Instructions for the task -
Filter the entries below, keeping every line that has the word "quintodecimum".

Extracted data entries:
###

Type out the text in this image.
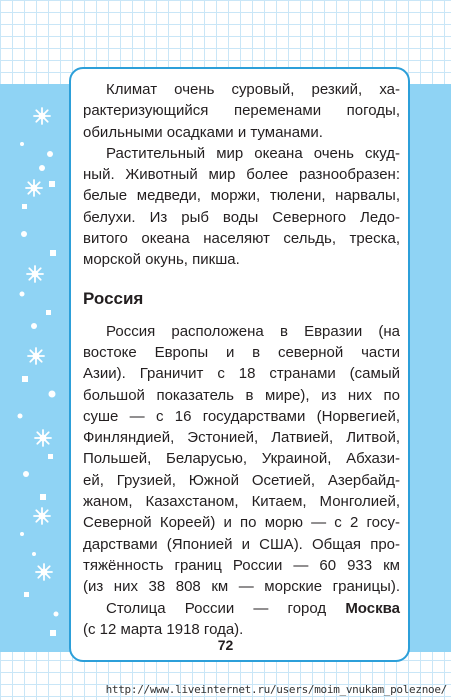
Климат очень суровый, резкий, ха-
рактеризующийся переменами погоды,
обильными осадками и туманами.
Растительный мир океана очень скуд-
ный. Животный мир более разнообразен:
белые медведи, моржи, тюлени, нарвалы,
белухи. Из рыб воды Северного Ледо-
витого океана населяют сельдь, треска,
морской окунь, пикша.
Россия
Россия расположена в Евразии (на
востоке Европы и в северной части
Азии). Граничит с 18 странами (самый
большой показатель в мире), из них по
суше — с 16 государствами (Норвегией,
Финляндией, Эстонией, Латвией, Литвой,
Польшей, Беларусью, Украиной, Абхази-
ей, Грузией, Южной Осетией, Азербайд-
жаном, Казахстаном, Китаем, Монголией,
Северной Кореей) и по морю — с 2 госу-
дарствами (Японией и США). Общая про-
тяжённость границ России — 60 933 км
(из них 38 808 км — морские границы).
Столица России — город Москва
(с 12 марта 1918 года).
72
http://www.liveinternet.ru/users/moim_vnukam_poleznoe/
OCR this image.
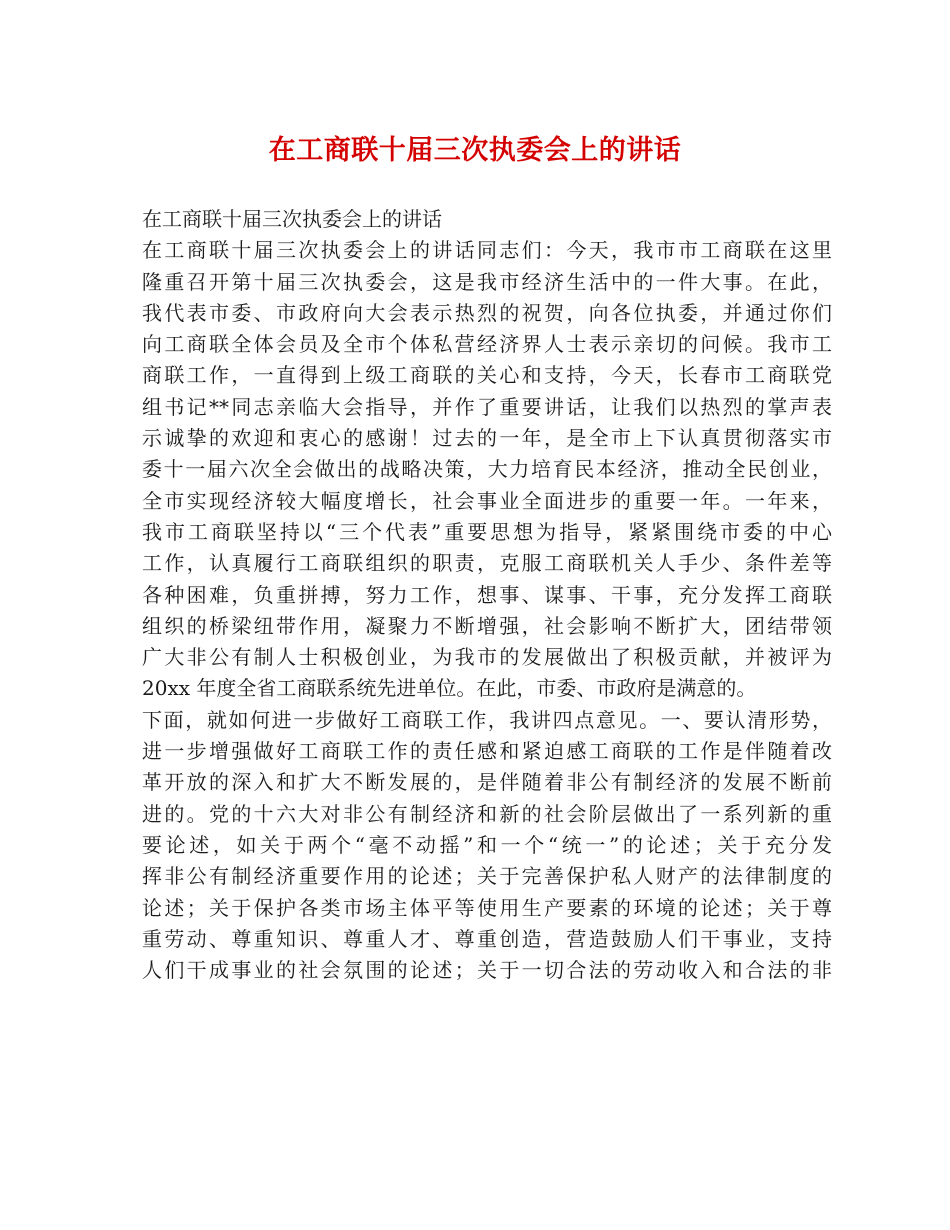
在工商联十届三次执委会上的讲话
在工商联十届三次执委会上的讲话
在工商联十届三次执委会上的讲话同志们：今天，我市市工商联在这里
隆重召开第十届三次执委会，这是我市经济生活中的一件大事。在此，
我代表市委、市政府向大会表示热烈的祝贺，向各位执委，并通过你们
向工商联全体会员及全市个体私营经济界人士表示亲切的问候。我市工
商联工作，一直得到上级工商联的关心和支持，今天，长春市工商联党
组书记**同志亲临大会指导，并作了重要讲话，让我们以热烈的掌声表
示诚挚的欢迎和衷心的感谢！过去的一年，是全市上下认真贯彻落实市
委十一届六次全会做出的战略决策，大力培育民本经济，推动全民创业，
全市实现经济较大幅度增长，社会事业全面进步的重要一年。一年来，
我市工商联坚持以“三个代表”重要思想为指导，紧紧围绕市委的中心
工作，认真履行工商联组织的职责，克服工商联机关人手少、条件差等
各种困难，负重拼搏，努力工作，想事、谋事、干事，充分发挥工商联
组织的桥梁纽带作用，凝聚力不断增强，社会影响不断扩大，团结带领
广大非公有制人士积极创业，为我市的发展做出了积极贡献，并被评为
20xx 年度全省工商联系统先进单位。在此，市委、市政府是满意的。
下面，就如何进一步做好工商联工作，我讲四点意见。一、要认清形势，
进一步增强做好工商联工作的责任感和紧迫感工商联的工作是伴随着改
革开放的深入和扩大不断发展的，是伴随着非公有制经济的发展不断前
进的。党的十六大对非公有制经济和新的社会阶层做出了一系列新的重
要论述，如关于两个“毫不动摇”和一个“统一”的论述；关于充分发
挥非公有制经济重要作用的论述；关于完善保护私人财产的法律制度的
论述；关于保护各类市场主体平等使用生产要素的环境的论述；关于尊
重劳动、尊重知识、尊重人才、尊重创造，营造鼓励人们干事业，支持
人们干成事业的社会氛围的论述；关于一切合法的劳动收入和合法的非
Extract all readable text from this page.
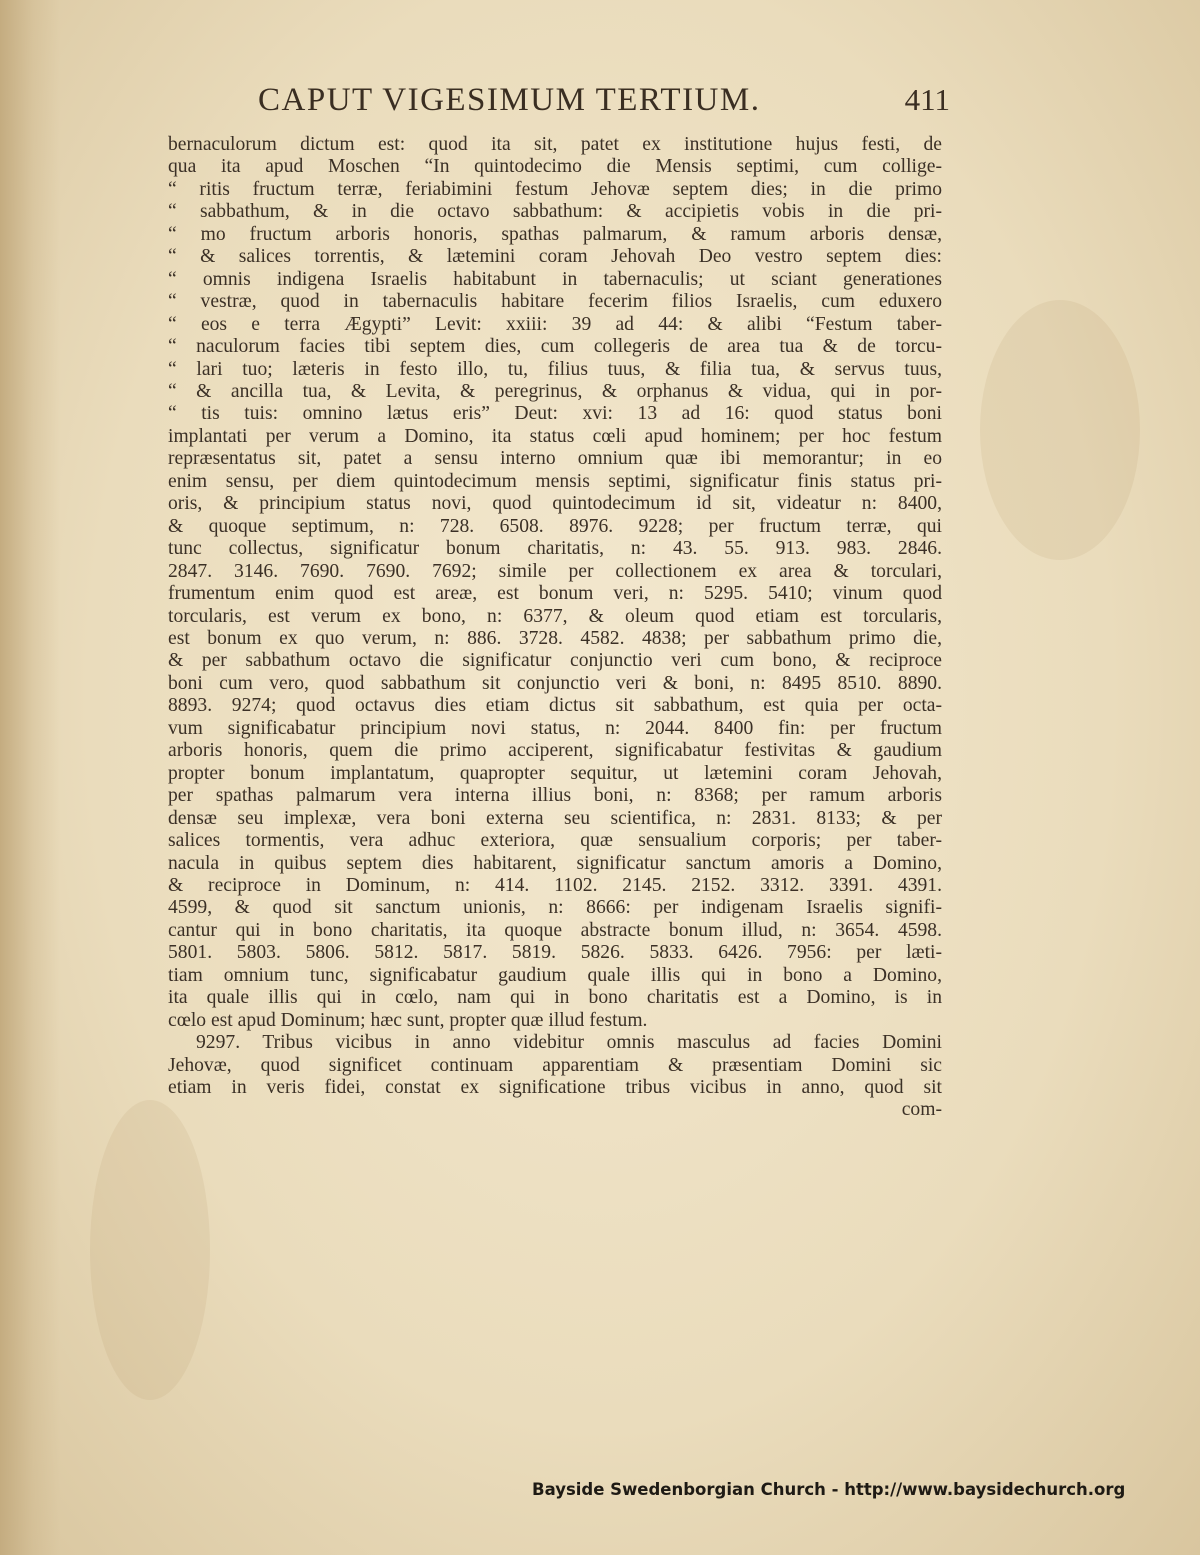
CAPUT VIGESIMUM TERTIUM.	411
bernaculorum dictum est: quod ita sit, patet ex institutione hujus festi, de
qua ita apud Moschen “In quintodecimo die Mensis septimi, cum collige-
“ ritis fructum terræ, feriabimini festum Jehovæ septem dies; in die primo
“ sabbathum, & in die octavo sabbathum: & accipietis vobis in die pri-
“ mo fructum arboris honoris, spathas palmarum, & ramum arboris densæ,
“ & salices torrentis, & lætemini coram Jehovah Deo vestro septem dies:
“ omnis indigena Israelis habitabunt in tabernaculis; ut sciant generationes
“ vestræ, quod in tabernaculis habitare fecerim filios Israelis, cum eduxero
“ eos e terra Ægypti” Levit: xxiii: 39 ad 44: & alibi “Festum taber-
“ naculorum facies tibi septem dies, cum collegeris de area tua & de torcu-
“ lari tuo; læteris in festo illo, tu, filius tuus, & filia tua, & servus tuus,
“ & ancilla tua, & Levita, & peregrinus, & orphanus & vidua, qui in por-
“ tis tuis: omnino lætus eris” Deut: xvi: 13 ad 16: quod status boni
implantati per verum a Domino, ita status cœli apud hominem; per hoc festum
repræsentatus sit, patet a sensu interno omnium quæ ibi memorantur; in eo
enim sensu, per diem quintodecimum mensis septimi, significatur finis status pri-
oris, & principium status novi, quod quintodecimum id sit, videatur n: 8400,
& quoque septimum, n: 728. 6508. 8976. 9228; per fructum terræ, qui
tunc collectus, significatur bonum charitatis, n: 43. 55. 913. 983. 2846.
2847. 3146. 7690. 7690. 7692; simile per collectionem ex area & torculari,
frumentum enim quod est areæ, est bonum veri, n: 5295. 5410; vinum quod
torcularis, est verum ex bono, n: 6377, & oleum quod etiam est torcularis,
est bonum ex quo verum, n: 886. 3728. 4582. 4838; per sabbathum primo die,
& per sabbathum octavo die significatur conjunctio veri cum bono, & reciproce
boni cum vero, quod sabbathum sit conjunctio veri & boni, n: 8495 8510. 8890.
8893. 9274; quod octavus dies etiam dictus sit sabbathum, est quia per octa-
vum significabatur principium novi status, n: 2044. 8400 fin: per fructum
arboris honoris, quem die primo acciperent, significabatur festivitas & gaudium
propter bonum implantatum, quapropter sequitur, ut lætemini coram Jehovah,
per spathas palmarum vera interna illius boni, n: 8368; per ramum arboris
densæ seu implexæ, vera boni externa seu scientifica, n: 2831. 8133; & per
salices tormentis, vera adhuc exteriora, quæ sensualium corporis; per taber-
nacula in quibus septem dies habitarent, significatur sanctum amoris a Domino,
& reciproce in Dominum, n: 414. 1102. 2145. 2152. 3312. 3391. 4391.
4599, & quod sit sanctum unionis, n: 8666: per indigenam Israelis signifi-
cantur qui in bono charitatis, ita quoque abstracte bonum illud, n: 3654. 4598.
5801. 5803. 5806. 5812. 5817. 5819. 5826. 5833. 6426. 7956: per læti-
tiam omnium tunc, significabatur gaudium quale illis qui in bono a Domino,
ita quale illis qui in cœlo, nam qui in bono charitatis est a Domino, is in
cœlo est apud Dominum; hæc sunt, propter quæ illud festum.
9297. Tribus vicibus in anno videbitur omnis masculus ad facies Domini
Jehovæ, quod significet continuam apparentiam & præsentiam Domini sic
etiam in veris fidei, constat ex significatione tribus vicibus in anno, quod sit
com-
Bayside Swedenborgian Church - http://www.baysidechurch.org
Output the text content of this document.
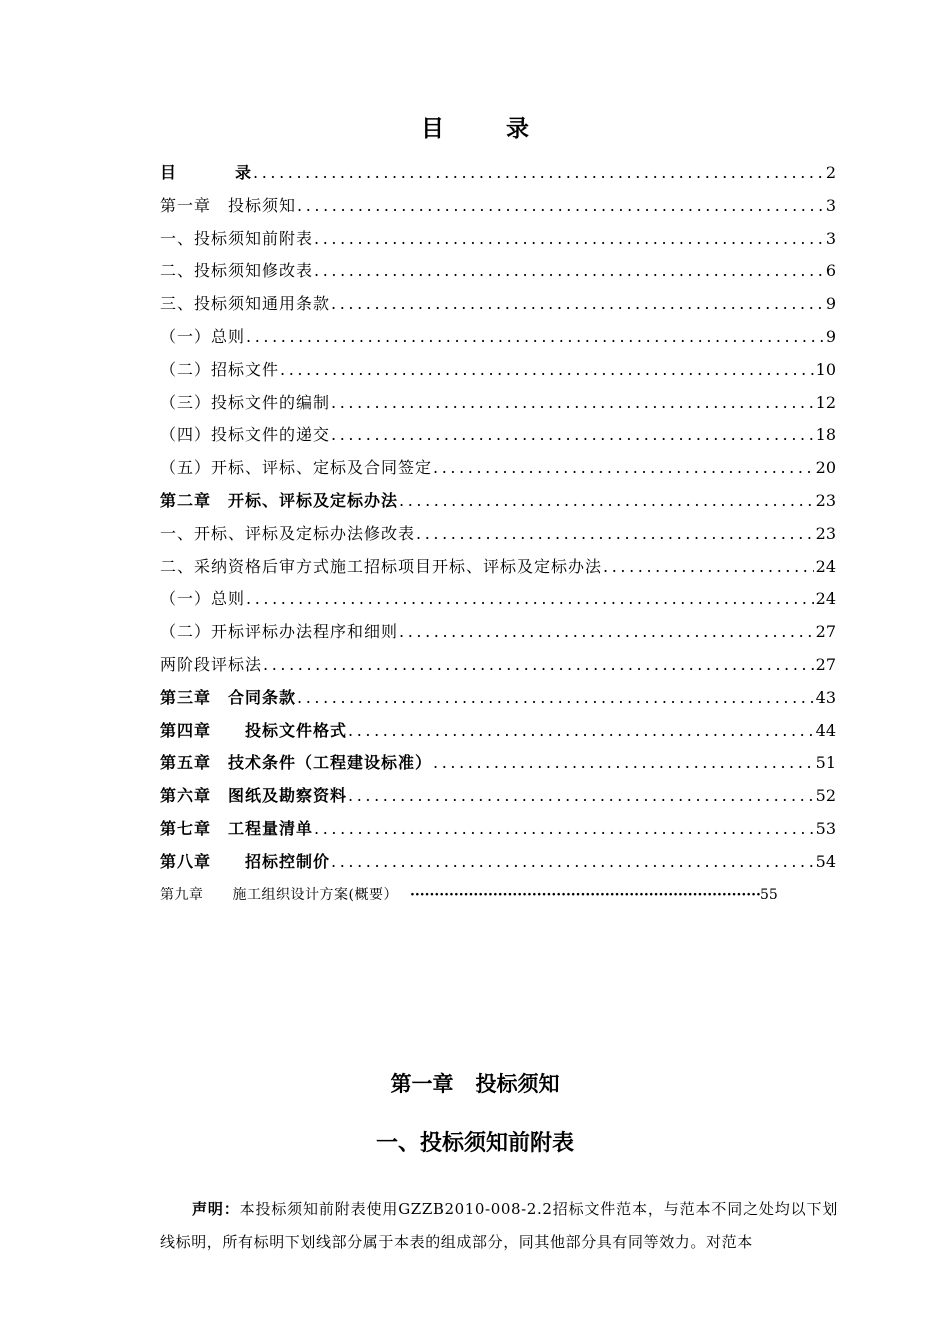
目	录
目	录 .....	2
第一章　投标须知 .....	3
一、投标须知前附表 .....	3
二、投标须知修改表 .....	6
三、投标须知通用条款 .....	9
（一）总则 .....	9
（二）招标文件 .....	10
（三）投标文件的编制 .....	12
（四）投标文件的递交 .....	18
（五）开标、评标、定标及合同签定 .....	20
第二章　开标、评标及定标办法 .....	23
一、开标、评标及定标办法修改表 .....	23
二、采纳资格后审方式施工招标项目开标、评标及定标办法 .....	24
（一）总则 .....	24
（二）开标评标办法程序和细则 .....	27
两阶段评标法 .....	27
第三章　合同条款 .....	43
第四章　　投标文件格式 .....	44
第五章　技术条件（工程建设标准） .....	51
第六章　图纸及勘察资料 .....	52
第七章　工程量清单 .....	53
第八章　　招标控制价 .....	54
第九章　　施工组织设计方案(概要） ·····	55
第一章 投标须知
一、投标须知前附表

声明：本投标须知前附表使用GZZB2010-008-2.2招标文件范本，与范本不同之处均以下划线标明，所有标明下划线部分属于本表的组成部分，同其他部分具有同等效力。对范本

###

Complete answer -
enim sensu, per diem quintodecimum mensis septimi, significatur finis status pri-
oris, & principium status novi, quod quintodecimum id sit, videatur n: 8400,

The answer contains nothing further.